Direction => Leaving out every picture, quote the data below exactly as it appears.

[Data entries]
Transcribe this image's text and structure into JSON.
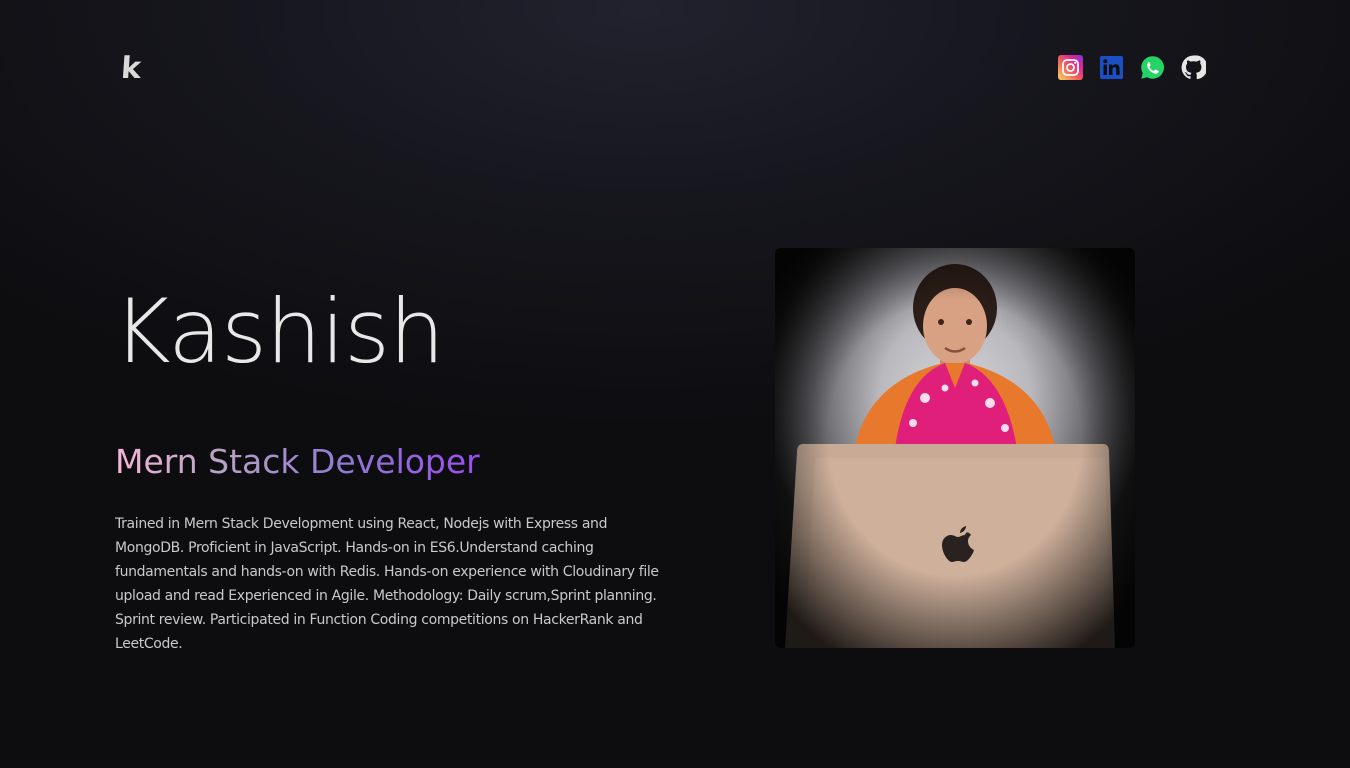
{
  "header": {
    "logo_text": "k",
    "socials": [
      {
        "name": "instagram",
        "icon": "instagram-icon",
        "color": "#d6249f"
      },
      {
        "name": "linkedin",
        "icon": "linkedin-icon",
        "color": "#1d4fc4"
      },
      {
        "name": "whatsapp",
        "icon": "whatsapp-icon",
        "color": "#25d366"
      },
      {
        "name": "github",
        "icon": "github-icon",
        "color": "#e6e6e6"
      }
    ]
  },
  "hero": {
    "name": "Kashish",
    "title": "Mern Stack Developer",
    "description": "Trained in Mern Stack Development using React, Nodejs with Express and MongoDB. Proficient in JavaScript. Hands-on in ES6.Understand caching fundamentals and hands-on with Redis. Hands-on experience with Cloudinary file upload and read Experienced in Agile. Methodology: Daily scrum,Sprint planning. Sprint review. Participated in Function Coding competitions on HackerRank and LeetCode."
  },
  "colors": {
    "background": "#0d0d10",
    "title_gradient": [
      "#f7b6d8",
      "#b4a2c4",
      "#8f76d4",
      "#9a4ef0"
    ]
  }
}
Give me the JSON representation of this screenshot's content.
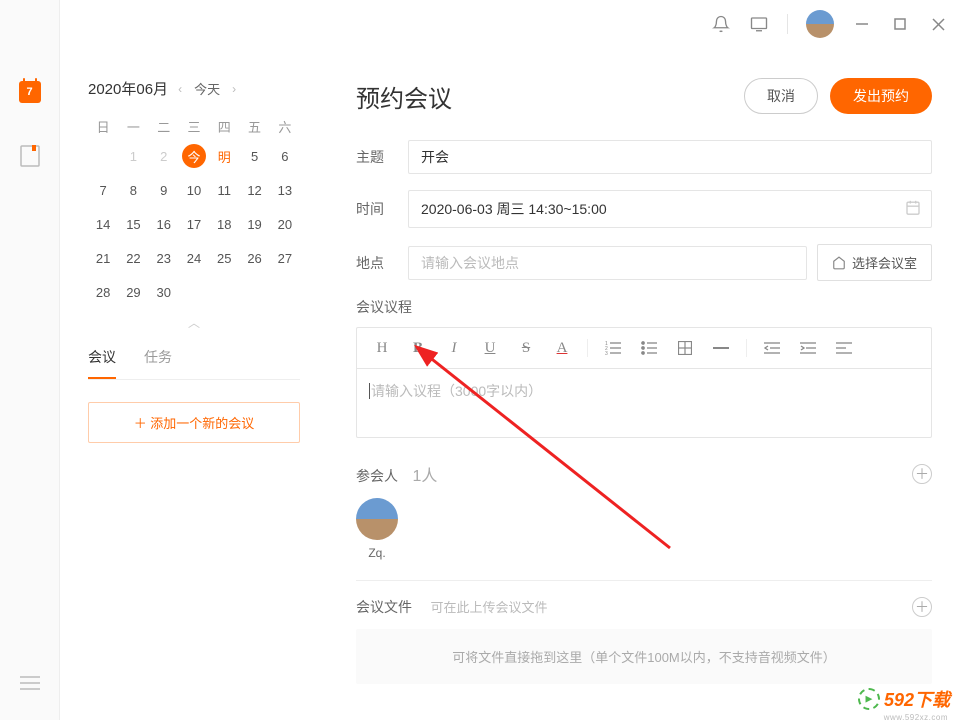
{
  "rail": {
    "calendar_day": "7"
  },
  "titlebar": {},
  "calendar": {
    "month_label": "2020年06月",
    "today_btn": "今天",
    "weekdays": [
      "日",
      "一",
      "二",
      "三",
      "四",
      "五",
      "六"
    ],
    "rows": [
      [
        "",
        "1",
        "2",
        "今",
        "明",
        "5",
        "6"
      ],
      [
        "7",
        "8",
        "9",
        "10",
        "11",
        "12",
        "13"
      ],
      [
        "14",
        "15",
        "16",
        "17",
        "18",
        "19",
        "20"
      ],
      [
        "21",
        "22",
        "23",
        "24",
        "25",
        "26",
        "27"
      ],
      [
        "28",
        "29",
        "30",
        "",
        "",
        "",
        ""
      ]
    ],
    "today_text": "今",
    "tomorrow_text": "明"
  },
  "side_tabs": {
    "meeting": "会议",
    "task": "任务"
  },
  "add_meeting": "＋  添加一个新的会议",
  "main": {
    "title": "预约会议",
    "cancel": "取消",
    "submit": "发出预约",
    "subject_label": "主题",
    "subject_value": "开会",
    "time_label": "时间",
    "time_value": "2020-06-03 周三 14:30~15:00",
    "location_label": "地点",
    "location_placeholder": "请输入会议地点",
    "room_btn": "选择会议室",
    "agenda_label": "会议议程",
    "agenda_placeholder": "请输入议程（3000字以内）",
    "attendee_label": "参会人",
    "attendee_count": "1人",
    "attendees": [
      {
        "name": "Zq."
      }
    ],
    "files_label": "会议文件",
    "files_hint": "可在此上传会议文件",
    "dropzone": "可将文件直接拖到这里（单个文件100M以内，不支持音视频文件）"
  },
  "watermark": {
    "text": "592下载",
    "sub": "www.592xz.com"
  }
}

Result of the exercise =>
Transcribe this image's text and structure into JSON.
{
  "header": {
    "logo_text": "k",
    "socials": [
      {
        "name": "instagram",
        "icon": "instagram-icon",
        "color": "#d6249f"
      },
      {
        "name": "linkedin",
        "icon": "linkedin-icon",
        "color": "#1d4fc4"
      },
      {
        "name": "whatsapp",
        "icon": "whatsapp-icon",
        "color": "#25d366"
      },
      {
        "name": "github",
        "icon": "github-icon",
        "color": "#e6e6e6"
      }
    ]
  },
  "hero": {
    "name": "Kashish",
    "title": "Mern Stack Developer",
    "description": "Trained in Mern Stack Development using React, Nodejs with Express and MongoDB. Proficient in JavaScript. Hands-on in ES6.Understand caching fundamentals and hands-on with Redis. Hands-on experience with Cloudinary file upload and read Experienced in Agile. Methodology: Daily scrum,Sprint planning. Sprint review. Participated in Function Coding competitions on HackerRank and LeetCode."
  },
  "colors": {
    "background": "#0d0d10",
    "title_gradient": [
      "#f7b6d8",
      "#b4a2c4",
      "#8f76d4",
      "#9a4ef0"
    ]
  }
}
Give me the JSON representation of this screenshot's content.
{
  "rail": {
    "calendar_day": "7"
  },
  "titlebar": {},
  "calendar": {
    "month_label": "2020年06月",
    "today_btn": "今天",
    "weekdays": [
      "日",
      "一",
      "二",
      "三",
      "四",
      "五",
      "六"
    ],
    "rows": [
      [
        "",
        "1",
        "2",
        "今",
        "明",
        "5",
        "6"
      ],
      [
        "7",
        "8",
        "9",
        "10",
        "11",
        "12",
        "13"
      ],
      [
        "14",
        "15",
        "16",
        "17",
        "18",
        "19",
        "20"
      ],
      [
        "21",
        "22",
        "23",
        "24",
        "25",
        "26",
        "27"
      ],
      [
        "28",
        "29",
        "30",
        "",
        "",
        "",
        ""
      ]
    ],
    "today_text": "今",
    "tomorrow_text": "明"
  },
  "side_tabs": {
    "meeting": "会议",
    "task": "任务"
  },
  "add_meeting": "＋  添加一个新的会议",
  "main": {
    "title": "预约会议",
    "cancel": "取消",
    "submit": "发出预约",
    "subject_label": "主题",
    "subject_value": "开会",
    "time_label": "时间",
    "time_value": "2020-06-03 周三 14:30~15:00",
    "location_label": "地点",
    "location_placeholder": "请输入会议地点",
    "room_btn": "选择会议室",
    "agenda_label": "会议议程",
    "agenda_placeholder": "请输入议程（3000字以内）",
    "attendee_label": "参会人",
    "attendee_count": "1人",
    "attendees": [
      {
        "name": "Zq."
      }
    ],
    "files_label": "会议文件",
    "files_hint": "可在此上传会议文件",
    "dropzone": "可将文件直接拖到这里（单个文件100M以内，不支持音视频文件）"
  },
  "watermark": {
    "text": "592下载",
    "sub": "www.592xz.com"
  }
}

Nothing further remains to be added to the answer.